◆ TASK ◆
All records must be quoted exactly. Omit the pictures.

(Figure record listings)
* BEGIN *

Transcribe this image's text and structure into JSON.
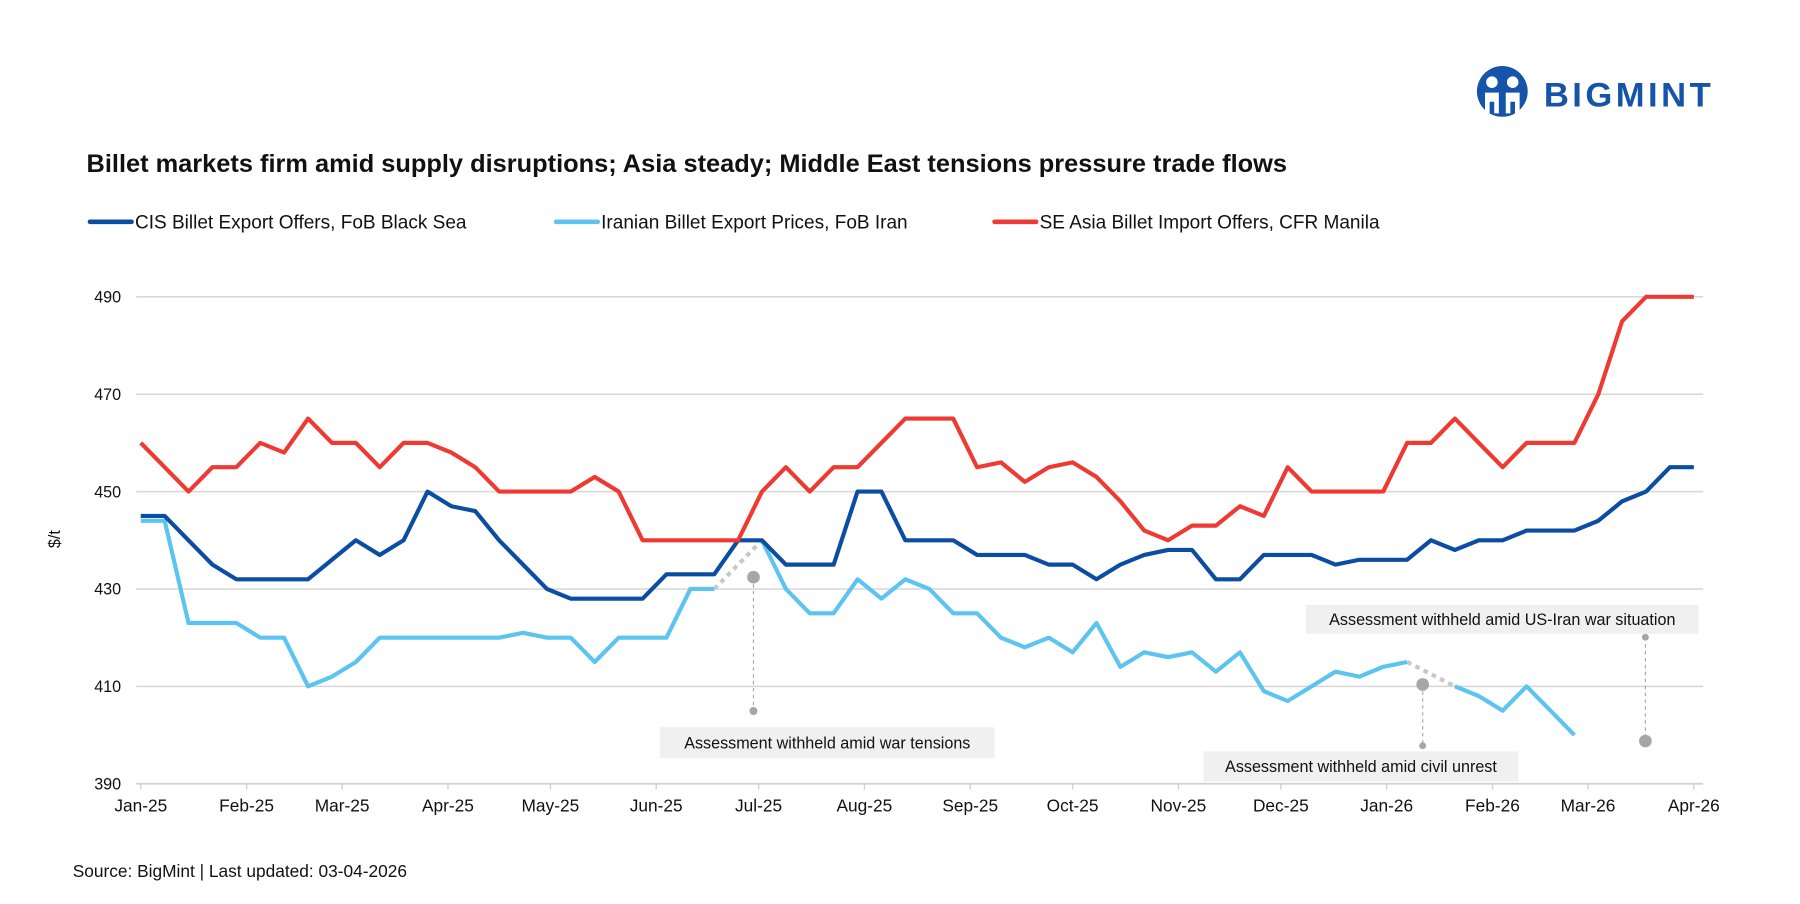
{
  "brand": {
    "name": "BIGMINT",
    "color": "#1554a8"
  },
  "footer": {
    "source": "Source: BigMint | Last updated: 03-04-2026"
  },
  "chart_data": {
    "type": "line",
    "title": "Billet markets firm amid supply disruptions; Asia steady; Middle East tensions pressure trade flows",
    "ylabel": "$/t",
    "xlabel": "",
    "ylim": [
      390,
      490
    ],
    "yticks": [
      "390",
      "410",
      "430",
      "450",
      "470",
      "490"
    ],
    "xticks": [
      "Jan-25",
      "Feb-25",
      "Mar-25",
      "Apr-25",
      "May-25",
      "Jun-25",
      "Jul-25",
      "Aug-25",
      "Sep-25",
      "Oct-25",
      "Nov-25",
      "Dec-25",
      "Jan-26",
      "Feb-26",
      "Mar-26",
      "Apr-26"
    ],
    "grid": "horizontal",
    "legend": "top",
    "x": [
      "2025-01-01",
      "2025-01-08",
      "2025-01-15",
      "2025-01-22",
      "2025-01-29",
      "2025-02-05",
      "2025-02-12",
      "2025-02-19",
      "2025-02-26",
      "2025-03-05",
      "2025-03-12",
      "2025-03-19",
      "2025-03-26",
      "2025-04-02",
      "2025-04-09",
      "2025-04-16",
      "2025-04-23",
      "2025-04-30",
      "2025-05-07",
      "2025-05-14",
      "2025-05-21",
      "2025-05-28",
      "2025-06-04",
      "2025-06-11",
      "2025-06-18",
      "2025-06-25",
      "2025-07-02",
      "2025-07-09",
      "2025-07-16",
      "2025-07-23",
      "2025-07-30",
      "2025-08-06",
      "2025-08-13",
      "2025-08-20",
      "2025-08-27",
      "2025-09-03",
      "2025-09-10",
      "2025-09-17",
      "2025-09-24",
      "2025-10-01",
      "2025-10-08",
      "2025-10-15",
      "2025-10-22",
      "2025-10-29",
      "2025-11-05",
      "2025-11-12",
      "2025-11-19",
      "2025-11-26",
      "2025-12-03",
      "2025-12-10",
      "2025-12-17",
      "2025-12-24",
      "2025-12-31",
      "2026-01-07",
      "2026-01-14",
      "2026-01-21",
      "2026-01-28",
      "2026-02-04",
      "2026-02-11",
      "2026-02-18",
      "2026-02-25",
      "2026-03-04",
      "2026-03-11",
      "2026-03-18",
      "2026-03-25",
      "2026-04-01"
    ],
    "series": [
      {
        "name": "CIS Billet Export Offers, FoB Black Sea",
        "color": "#0a4da2",
        "values": [
          445,
          445,
          440,
          435,
          432,
          432,
          432,
          432,
          436,
          440,
          437,
          440,
          450,
          447,
          446,
          440,
          435,
          430,
          428,
          428,
          428,
          428,
          433,
          433,
          433,
          440,
          440,
          435,
          435,
          435,
          450,
          450,
          440,
          440,
          440,
          437,
          437,
          437,
          435,
          435,
          432,
          435,
          437,
          438,
          438,
          432,
          432,
          437,
          437,
          437,
          435,
          436,
          436,
          436,
          440,
          438,
          440,
          440,
          442,
          442,
          442,
          444,
          448,
          450,
          455,
          455
        ]
      },
      {
        "name": "Iranian Billet Export Prices, FoB Iran",
        "color": "#5bc4f0",
        "values": [
          444,
          444,
          423,
          423,
          423,
          420,
          420,
          410,
          412,
          415,
          420,
          420,
          420,
          420,
          420,
          420,
          421,
          420,
          420,
          415,
          420,
          420,
          420,
          430,
          430,
          null,
          440,
          430,
          425,
          425,
          432,
          428,
          432,
          430,
          425,
          425,
          420,
          418,
          420,
          417,
          423,
          414,
          417,
          416,
          417,
          413,
          417,
          409,
          407,
          410,
          413,
          412,
          414,
          415,
          null,
          410,
          408,
          405,
          410,
          405,
          400,
          null,
          null,
          null,
          null,
          null
        ]
      },
      {
        "name": "SE Asia Billet Import Offers, CFR Manila",
        "color": "#ee3a33",
        "values": [
          460,
          455,
          450,
          455,
          455,
          460,
          458,
          465,
          460,
          460,
          455,
          460,
          460,
          458,
          455,
          450,
          450,
          450,
          450,
          453,
          450,
          440,
          440,
          440,
          440,
          440,
          450,
          455,
          450,
          455,
          455,
          460,
          465,
          465,
          465,
          455,
          456,
          452,
          455,
          456,
          453,
          448,
          442,
          440,
          443,
          443,
          447,
          445,
          455,
          450,
          450,
          450,
          450,
          460,
          460,
          465,
          460,
          455,
          460,
          460,
          460,
          470,
          485,
          490,
          490,
          490
        ]
      }
    ],
    "annotations": [
      {
        "text": "Assessment withheld amid  war tensions"
      },
      {
        "text": "Assessment withheld amid civil unrest"
      },
      {
        "text": "Assessment withheld amid US-Iran war situation"
      }
    ]
  }
}
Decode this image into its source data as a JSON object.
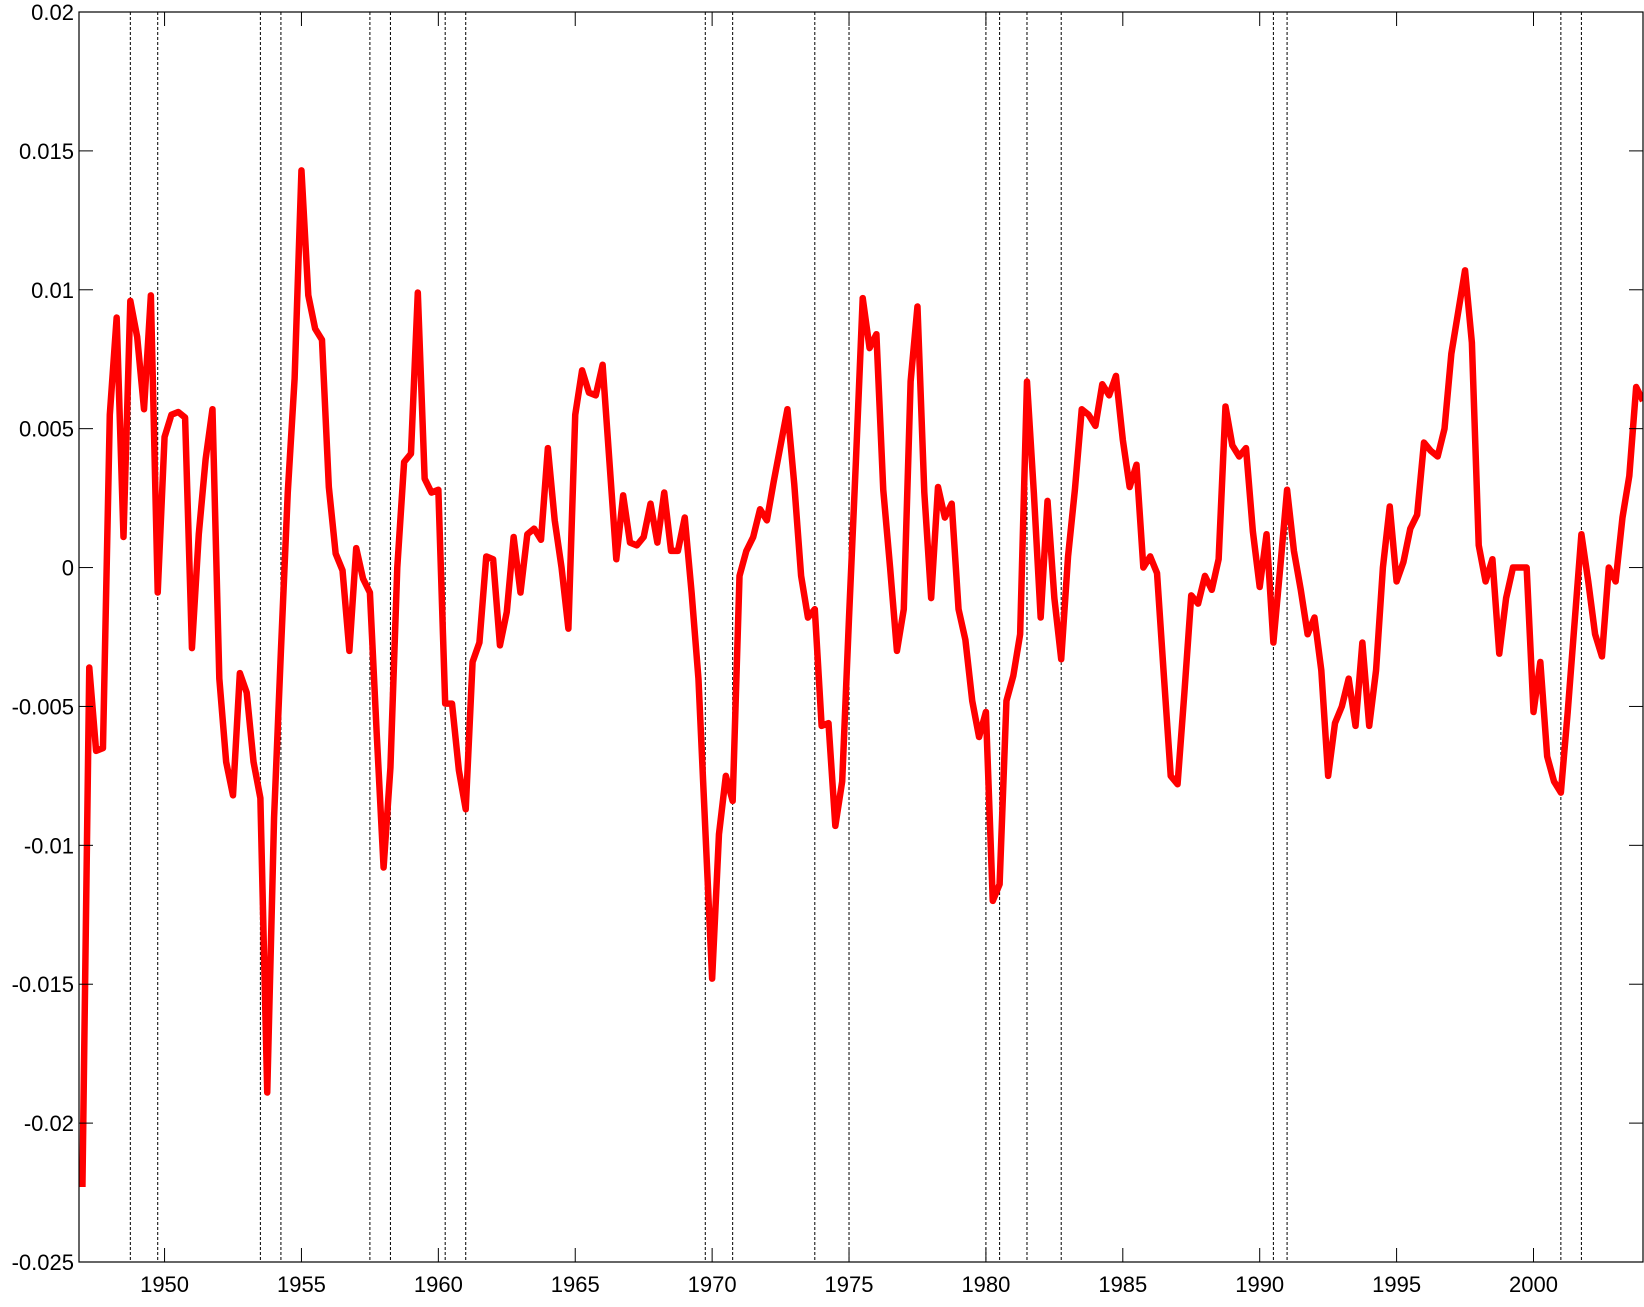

* END *

◆ TASK RESPONSE ◆
Transcribe this image's text and structure into JSON.
{
  "brand": {
    "name": "BIGMINT",
    "color": "#1554a8"
  },
  "footer": {
    "source": "Source: BigMint | Last updated: 03-04-2026"
  },
  "chart_data": {
    "type": "line",
    "title": "Billet markets firm amid supply disruptions; Asia steady; Middle East tensions pressure trade flows",
    "ylabel": "$/t",
    "xlabel": "",
    "ylim": [
      390,
      490
    ],
    "yticks": [
      "390",
      "410",
      "430",
      "450",
      "470",
      "490"
    ],
    "xticks": [
      "Jan-25",
      "Feb-25",
      "Mar-25",
      "Apr-25",
      "May-25",
      "Jun-25",
      "Jul-25",
      "Aug-25",
      "Sep-25",
      "Oct-25",
      "Nov-25",
      "Dec-25",
      "Jan-26",
      "Feb-26",
      "Mar-26",
      "Apr-26"
    ],
    "grid": "horizontal",
    "legend": "top",
    "x": [
      "2025-01-01",
      "2025-01-08",
      "2025-01-15",
      "2025-01-22",
      "2025-01-29",
      "2025-02-05",
      "2025-02-12",
      "2025-02-19",
      "2025-02-26",
      "2025-03-05",
      "2025-03-12",
      "2025-03-19",
      "2025-03-26",
      "2025-04-02",
      "2025-04-09",
      "2025-04-16",
      "2025-04-23",
      "2025-04-30",
      "2025-05-07",
      "2025-05-14",
      "2025-05-21",
      "2025-05-28",
      "2025-06-04",
      "2025-06-11",
      "2025-06-18",
      "2025-06-25",
      "2025-07-02",
      "2025-07-09",
      "2025-07-16",
      "2025-07-23",
      "2025-07-30",
      "2025-08-06",
      "2025-08-13",
      "2025-08-20",
      "2025-08-27",
      "2025-09-03",
      "2025-09-10",
      "2025-09-17",
      "2025-09-24",
      "2025-10-01",
      "2025-10-08",
      "2025-10-15",
      "2025-10-22",
      "2025-10-29",
      "2025-11-05",
      "2025-11-12",
      "2025-11-19",
      "2025-11-26",
      "2025-12-03",
      "2025-12-10",
      "2025-12-17",
      "2025-12-24",
      "2025-12-31",
      "2026-01-07",
      "2026-01-14",
      "2026-01-21",
      "2026-01-28",
      "2026-02-04",
      "2026-02-11",
      "2026-02-18",
      "2026-02-25",
      "2026-03-04",
      "2026-03-11",
      "2026-03-18",
      "2026-03-25",
      "2026-04-01"
    ],
    "series": [
      {
        "name": "CIS Billet Export Offers, FoB Black Sea",
        "color": "#0a4da2",
        "values": [
          445,
          445,
          440,
          435,
          432,
          432,
          432,
          432,
          436,
          440,
          437,
          440,
          450,
          447,
          446,
          440,
          435,
          430,
          428,
          428,
          428,
          428,
          433,
          433,
          433,
          440,
          440,
          435,
          435,
          435,
          450,
          450,
          440,
          440,
          440,
          437,
          437,
          437,
          435,
          435,
          432,
          435,
          437,
          438,
          438,
          432,
          432,
          437,
          437,
          437,
          435,
          436,
          436,
          436,
          440,
          438,
          440,
          440,
          442,
          442,
          442,
          444,
          448,
          450,
          455,
          455
        ]
      },
      {
        "name": "Iranian Billet Export Prices, FoB Iran",
        "color": "#5bc4f0",
        "values": [
          444,
          444,
          423,
          423,
          423,
          420,
          420,
          410,
          412,
          415,
          420,
          420,
          420,
          420,
          420,
          420,
          421,
          420,
          420,
          415,
          420,
          420,
          420,
          430,
          430,
          null,
          440,
          430,
          425,
          425,
          432,
          428,
          432,
          430,
          425,
          425,
          420,
          418,
          420,
          417,
          423,
          414,
          417,
          416,
          417,
          413,
          417,
          409,
          407,
          410,
          413,
          412,
          414,
          415,
          null,
          410,
          408,
          405,
          410,
          405,
          400,
          null,
          null,
          null,
          null,
          null
        ]
      },
      {
        "name": "SE Asia Billet Import Offers, CFR Manila",
        "color": "#ee3a33",
        "values": [
          460,
          455,
          450,
          455,
          455,
          460,
          458,
          465,
          460,
          460,
          455,
          460,
          460,
          458,
          455,
          450,
          450,
          450,
          450,
          453,
          450,
          440,
          440,
          440,
          440,
          440,
          450,
          455,
          450,
          455,
          455,
          460,
          465,
          465,
          465,
          455,
          456,
          452,
          455,
          456,
          453,
          448,
          442,
          440,
          443,
          443,
          447,
          445,
          455,
          450,
          450,
          450,
          450,
          460,
          460,
          465,
          460,
          455,
          460,
          460,
          460,
          470,
          485,
          490,
          490,
          490
        ]
      }
    ],
    "annotations": [
      {
        "text": "Assessment withheld amid  war tensions"
      },
      {
        "text": "Assessment withheld amid civil unrest"
      },
      {
        "text": "Assessment withheld amid US-Iran war situation"
      }
    ]
  }
}
Decode this image into its source data as a JSON object.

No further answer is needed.